_INSTRUCTIONS TO FOLLOW_: List each line of the data that holds the string "JSON", please.
*****
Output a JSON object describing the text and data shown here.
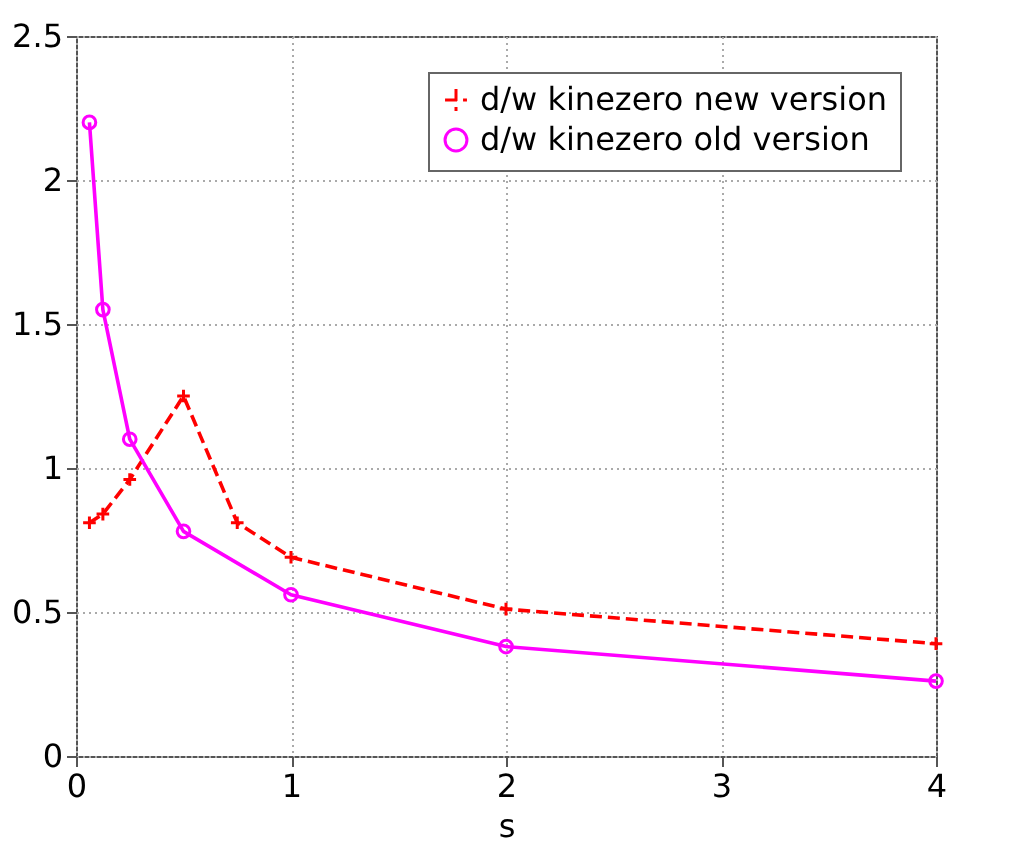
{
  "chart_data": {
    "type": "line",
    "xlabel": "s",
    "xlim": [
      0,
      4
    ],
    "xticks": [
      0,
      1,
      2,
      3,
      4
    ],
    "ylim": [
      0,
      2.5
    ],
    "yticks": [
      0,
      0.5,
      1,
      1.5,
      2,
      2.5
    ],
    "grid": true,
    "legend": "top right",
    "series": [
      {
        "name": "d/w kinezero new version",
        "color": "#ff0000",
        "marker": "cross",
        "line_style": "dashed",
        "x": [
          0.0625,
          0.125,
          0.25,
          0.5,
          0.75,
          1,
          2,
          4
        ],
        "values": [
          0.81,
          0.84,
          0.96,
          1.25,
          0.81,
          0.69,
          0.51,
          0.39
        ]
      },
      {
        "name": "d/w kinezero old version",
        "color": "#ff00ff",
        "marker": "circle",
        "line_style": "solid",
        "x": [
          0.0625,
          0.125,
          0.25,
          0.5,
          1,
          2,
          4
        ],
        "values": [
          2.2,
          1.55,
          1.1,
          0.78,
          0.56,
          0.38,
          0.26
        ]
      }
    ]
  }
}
*****
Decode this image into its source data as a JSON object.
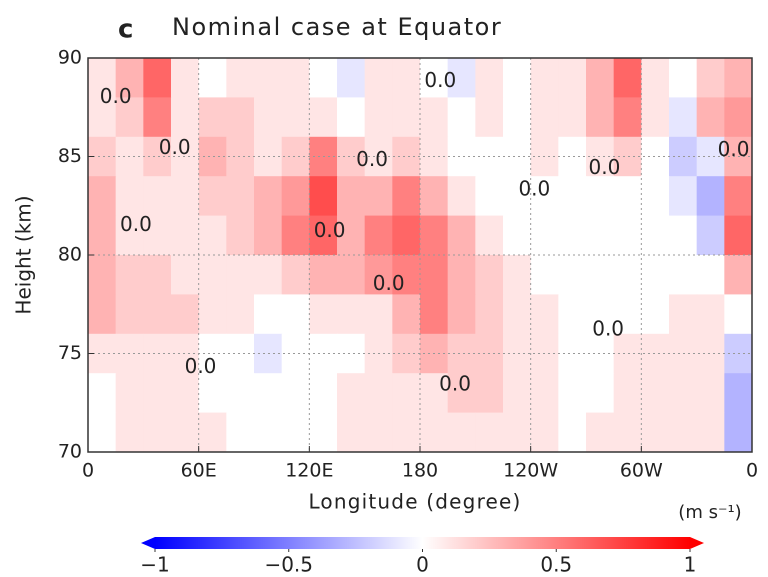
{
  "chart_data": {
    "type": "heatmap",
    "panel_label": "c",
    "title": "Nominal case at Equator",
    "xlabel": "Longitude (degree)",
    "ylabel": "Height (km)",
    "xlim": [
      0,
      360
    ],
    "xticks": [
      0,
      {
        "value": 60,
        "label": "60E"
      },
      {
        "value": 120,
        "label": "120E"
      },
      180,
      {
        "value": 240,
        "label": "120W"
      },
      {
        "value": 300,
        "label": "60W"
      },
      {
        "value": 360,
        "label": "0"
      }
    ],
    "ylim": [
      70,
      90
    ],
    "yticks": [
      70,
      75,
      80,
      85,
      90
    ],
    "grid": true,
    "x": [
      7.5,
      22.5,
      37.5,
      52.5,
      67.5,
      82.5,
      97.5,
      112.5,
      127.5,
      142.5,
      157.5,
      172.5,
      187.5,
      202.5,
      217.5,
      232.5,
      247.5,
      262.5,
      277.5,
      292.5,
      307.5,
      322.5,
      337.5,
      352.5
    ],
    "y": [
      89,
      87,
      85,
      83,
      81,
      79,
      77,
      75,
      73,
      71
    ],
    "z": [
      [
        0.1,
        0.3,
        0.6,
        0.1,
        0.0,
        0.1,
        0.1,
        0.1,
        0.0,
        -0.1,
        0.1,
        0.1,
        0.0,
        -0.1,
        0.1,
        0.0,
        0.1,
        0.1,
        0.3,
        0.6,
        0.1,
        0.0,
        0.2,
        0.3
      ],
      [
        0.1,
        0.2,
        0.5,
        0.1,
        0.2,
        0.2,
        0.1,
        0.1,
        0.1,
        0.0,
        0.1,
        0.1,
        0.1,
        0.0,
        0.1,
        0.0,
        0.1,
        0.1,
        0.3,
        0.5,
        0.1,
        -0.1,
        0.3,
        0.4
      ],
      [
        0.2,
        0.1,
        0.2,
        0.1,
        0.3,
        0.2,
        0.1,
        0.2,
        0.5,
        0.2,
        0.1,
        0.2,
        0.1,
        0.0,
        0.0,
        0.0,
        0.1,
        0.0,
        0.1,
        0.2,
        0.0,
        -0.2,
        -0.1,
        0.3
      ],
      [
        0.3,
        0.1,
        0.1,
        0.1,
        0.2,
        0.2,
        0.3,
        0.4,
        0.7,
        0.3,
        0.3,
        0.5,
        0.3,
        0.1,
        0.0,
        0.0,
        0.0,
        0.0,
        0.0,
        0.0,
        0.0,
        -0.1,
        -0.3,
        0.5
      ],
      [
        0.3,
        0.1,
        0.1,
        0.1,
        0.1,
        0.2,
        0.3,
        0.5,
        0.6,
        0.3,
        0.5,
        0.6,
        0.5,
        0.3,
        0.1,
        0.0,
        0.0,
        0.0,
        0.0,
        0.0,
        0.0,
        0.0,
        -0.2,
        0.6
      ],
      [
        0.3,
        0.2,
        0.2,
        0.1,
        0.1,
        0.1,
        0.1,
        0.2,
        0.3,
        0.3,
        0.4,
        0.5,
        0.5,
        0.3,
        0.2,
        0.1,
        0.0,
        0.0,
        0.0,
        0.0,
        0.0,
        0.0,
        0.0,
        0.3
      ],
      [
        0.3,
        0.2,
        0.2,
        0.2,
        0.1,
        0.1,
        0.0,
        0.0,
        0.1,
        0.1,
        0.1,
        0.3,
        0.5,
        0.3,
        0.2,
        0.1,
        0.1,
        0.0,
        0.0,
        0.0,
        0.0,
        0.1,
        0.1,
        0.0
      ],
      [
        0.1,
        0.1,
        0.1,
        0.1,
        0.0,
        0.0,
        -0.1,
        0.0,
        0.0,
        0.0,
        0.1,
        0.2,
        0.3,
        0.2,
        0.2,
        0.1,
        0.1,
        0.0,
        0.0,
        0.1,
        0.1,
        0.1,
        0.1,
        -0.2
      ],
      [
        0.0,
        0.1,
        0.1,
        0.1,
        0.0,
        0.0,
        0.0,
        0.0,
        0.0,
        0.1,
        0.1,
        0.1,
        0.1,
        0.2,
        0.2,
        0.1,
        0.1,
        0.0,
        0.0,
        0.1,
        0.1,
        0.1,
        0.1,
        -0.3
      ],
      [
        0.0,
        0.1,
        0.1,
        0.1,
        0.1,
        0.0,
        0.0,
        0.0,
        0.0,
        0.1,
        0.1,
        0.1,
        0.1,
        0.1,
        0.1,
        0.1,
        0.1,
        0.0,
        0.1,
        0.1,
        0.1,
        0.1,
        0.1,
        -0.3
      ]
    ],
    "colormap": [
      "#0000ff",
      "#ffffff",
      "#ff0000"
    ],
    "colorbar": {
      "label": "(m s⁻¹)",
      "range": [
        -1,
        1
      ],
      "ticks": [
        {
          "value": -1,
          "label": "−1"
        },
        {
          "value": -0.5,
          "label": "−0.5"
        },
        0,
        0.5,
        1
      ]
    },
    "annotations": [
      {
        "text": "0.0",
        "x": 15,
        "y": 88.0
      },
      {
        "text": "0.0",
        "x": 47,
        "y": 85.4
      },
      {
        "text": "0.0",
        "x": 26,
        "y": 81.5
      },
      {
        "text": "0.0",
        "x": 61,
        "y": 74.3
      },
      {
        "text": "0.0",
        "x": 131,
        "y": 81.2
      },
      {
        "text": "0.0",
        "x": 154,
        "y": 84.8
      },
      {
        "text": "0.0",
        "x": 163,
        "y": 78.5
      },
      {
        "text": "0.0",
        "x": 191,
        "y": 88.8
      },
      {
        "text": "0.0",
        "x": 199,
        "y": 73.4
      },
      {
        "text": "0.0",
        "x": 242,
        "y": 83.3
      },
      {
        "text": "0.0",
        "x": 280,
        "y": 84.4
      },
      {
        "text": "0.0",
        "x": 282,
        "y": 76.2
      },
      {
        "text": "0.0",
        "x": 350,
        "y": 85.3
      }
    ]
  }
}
*****
_SOLUTION FOR THIS TASK_:
Output a JSON object describing the text and data shown here.
Decode this image into its source data as a JSON object.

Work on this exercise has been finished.